Task description – In the material, rename "Fee Income" to "Fee Revenue" everywhere from the line with "y-tick-label: 0.10 — [151, 388, 180, 403]" up to and including the line with "y-tick-label: 0.20 — [151, 268, 180, 283]". Give back only those lines, with everything else unchanged.

─── Material shown

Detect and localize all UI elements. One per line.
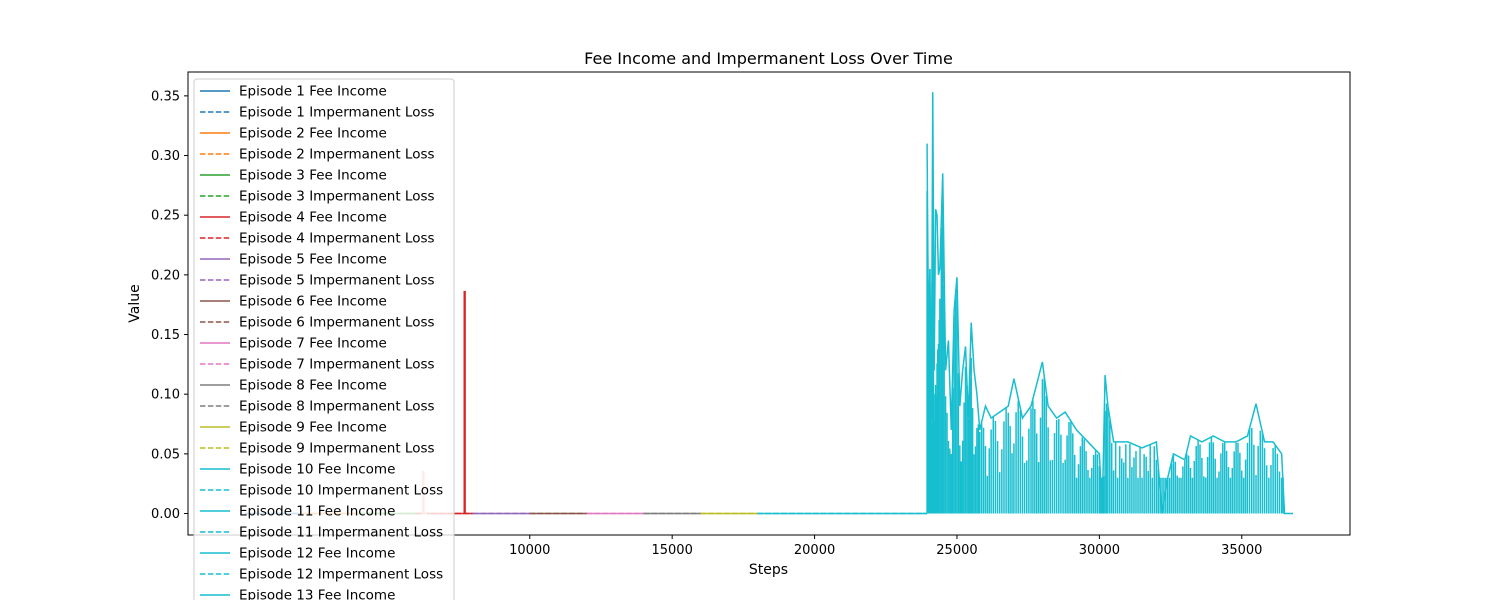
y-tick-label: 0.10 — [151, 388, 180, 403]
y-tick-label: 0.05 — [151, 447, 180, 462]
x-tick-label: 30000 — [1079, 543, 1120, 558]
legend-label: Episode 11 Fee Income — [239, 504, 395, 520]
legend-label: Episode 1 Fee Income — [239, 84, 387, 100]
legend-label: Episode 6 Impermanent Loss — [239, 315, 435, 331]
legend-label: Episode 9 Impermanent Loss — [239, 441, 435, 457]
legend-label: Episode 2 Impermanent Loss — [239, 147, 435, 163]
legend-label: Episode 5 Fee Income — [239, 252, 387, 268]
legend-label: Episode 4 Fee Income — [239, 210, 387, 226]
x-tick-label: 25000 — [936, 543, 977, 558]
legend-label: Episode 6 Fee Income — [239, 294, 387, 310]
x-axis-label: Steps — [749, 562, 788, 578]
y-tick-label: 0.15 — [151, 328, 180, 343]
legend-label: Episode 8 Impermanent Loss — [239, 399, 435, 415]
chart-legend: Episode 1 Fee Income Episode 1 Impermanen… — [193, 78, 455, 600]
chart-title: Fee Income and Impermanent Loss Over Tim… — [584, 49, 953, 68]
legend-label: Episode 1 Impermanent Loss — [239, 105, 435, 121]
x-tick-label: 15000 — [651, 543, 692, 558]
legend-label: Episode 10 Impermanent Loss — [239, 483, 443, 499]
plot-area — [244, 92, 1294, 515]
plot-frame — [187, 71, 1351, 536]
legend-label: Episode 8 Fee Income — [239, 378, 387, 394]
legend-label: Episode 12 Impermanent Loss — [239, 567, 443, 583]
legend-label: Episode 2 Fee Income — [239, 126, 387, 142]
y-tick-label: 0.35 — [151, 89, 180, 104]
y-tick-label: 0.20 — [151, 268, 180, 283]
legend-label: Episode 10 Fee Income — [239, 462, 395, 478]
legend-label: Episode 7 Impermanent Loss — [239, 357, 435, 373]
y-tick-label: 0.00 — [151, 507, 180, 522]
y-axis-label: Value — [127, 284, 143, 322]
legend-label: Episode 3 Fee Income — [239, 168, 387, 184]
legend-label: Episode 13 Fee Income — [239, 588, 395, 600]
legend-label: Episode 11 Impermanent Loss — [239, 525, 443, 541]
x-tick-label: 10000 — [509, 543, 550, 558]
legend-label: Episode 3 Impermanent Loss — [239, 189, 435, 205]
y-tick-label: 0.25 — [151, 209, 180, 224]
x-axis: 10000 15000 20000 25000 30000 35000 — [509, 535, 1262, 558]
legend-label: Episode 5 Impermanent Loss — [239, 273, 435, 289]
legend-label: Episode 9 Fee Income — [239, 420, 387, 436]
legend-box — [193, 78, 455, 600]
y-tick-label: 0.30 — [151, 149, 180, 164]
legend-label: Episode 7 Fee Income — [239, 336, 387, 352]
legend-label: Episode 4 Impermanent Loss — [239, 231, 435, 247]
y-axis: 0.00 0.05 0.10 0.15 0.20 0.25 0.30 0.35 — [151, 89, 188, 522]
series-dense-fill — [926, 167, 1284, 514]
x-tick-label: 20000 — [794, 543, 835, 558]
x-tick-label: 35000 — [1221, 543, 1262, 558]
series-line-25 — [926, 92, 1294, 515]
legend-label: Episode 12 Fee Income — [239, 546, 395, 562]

──────

Written response –
y-tick-label: 0.10 — [151, 388, 180, 403]
y-tick-label: 0.05 — [151, 447, 180, 462]
x-tick-label: 30000 — [1079, 543, 1120, 558]
legend-label: Episode 11 Fee Revenue — [239, 504, 395, 520]
legend-label: Episode 1 Fee Revenue — [239, 84, 387, 100]
legend-label: Episode 6 Impermanent Loss — [239, 315, 435, 331]
legend-label: Episode 9 Impermanent Loss — [239, 441, 435, 457]
legend-label: Episode 2 Impermanent Loss — [239, 147, 435, 163]
legend-label: Episode 5 Fee Revenue — [239, 252, 387, 268]
legend-label: Episode 4 Fee Revenue — [239, 210, 387, 226]
x-tick-label: 25000 — [936, 543, 977, 558]
legend-label: Episode 6 Fee Revenue — [239, 294, 387, 310]
x-axis-label: Steps — [749, 562, 788, 578]
y-tick-label: 0.15 — [151, 328, 180, 343]
legend-label: Episode 8 Impermanent Loss — [239, 399, 435, 415]
chart-legend: Episode 1 Fee Revenue Episode 1 Impermanen… — [193, 78, 455, 600]
chart-title: Fee Revenue and Impermanent Loss Over Tim… — [584, 49, 953, 68]
legend-label: Episode 1 Impermanent Loss — [239, 105, 435, 121]
x-tick-label: 15000 — [651, 543, 692, 558]
legend-label: Episode 10 Impermanent Loss — [239, 483, 443, 499]
plot-area — [244, 92, 1294, 515]
plot-frame — [187, 71, 1351, 536]
legend-label: Episode 8 Fee Revenue — [239, 378, 387, 394]
legend-label: Episode 12 Impermanent Loss — [239, 567, 443, 583]
legend-label: Episode 2 Fee Revenue — [239, 126, 387, 142]
y-tick-label: 0.35 — [151, 89, 180, 104]
y-tick-label: 0.20 — [151, 268, 180, 283]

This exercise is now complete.